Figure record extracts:
========================================================================

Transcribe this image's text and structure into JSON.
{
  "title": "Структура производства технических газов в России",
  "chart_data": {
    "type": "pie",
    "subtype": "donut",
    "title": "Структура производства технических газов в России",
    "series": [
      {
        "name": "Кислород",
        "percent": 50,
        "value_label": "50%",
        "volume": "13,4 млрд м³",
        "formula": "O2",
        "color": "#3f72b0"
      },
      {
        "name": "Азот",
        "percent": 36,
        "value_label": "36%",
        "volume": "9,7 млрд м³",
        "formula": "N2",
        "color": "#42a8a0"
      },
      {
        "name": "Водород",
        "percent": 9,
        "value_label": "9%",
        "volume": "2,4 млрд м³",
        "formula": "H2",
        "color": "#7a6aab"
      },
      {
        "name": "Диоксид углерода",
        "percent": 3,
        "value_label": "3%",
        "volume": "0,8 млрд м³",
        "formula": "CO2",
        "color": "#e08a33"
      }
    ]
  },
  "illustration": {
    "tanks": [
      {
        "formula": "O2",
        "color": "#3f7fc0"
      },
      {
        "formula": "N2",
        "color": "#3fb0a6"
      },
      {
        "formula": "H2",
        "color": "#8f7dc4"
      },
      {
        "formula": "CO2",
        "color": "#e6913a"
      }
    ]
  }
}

========================================================================

Set exercise: Examine the records and pull out every line where the string "млрд" occurs.

Answer to this problem:
        "volume": "13,4 млрд м³",
        "volume": "9,7 млрд м³",
        "volume": "2,4 млрд м³",
        "volume": "0,8 млрд м³",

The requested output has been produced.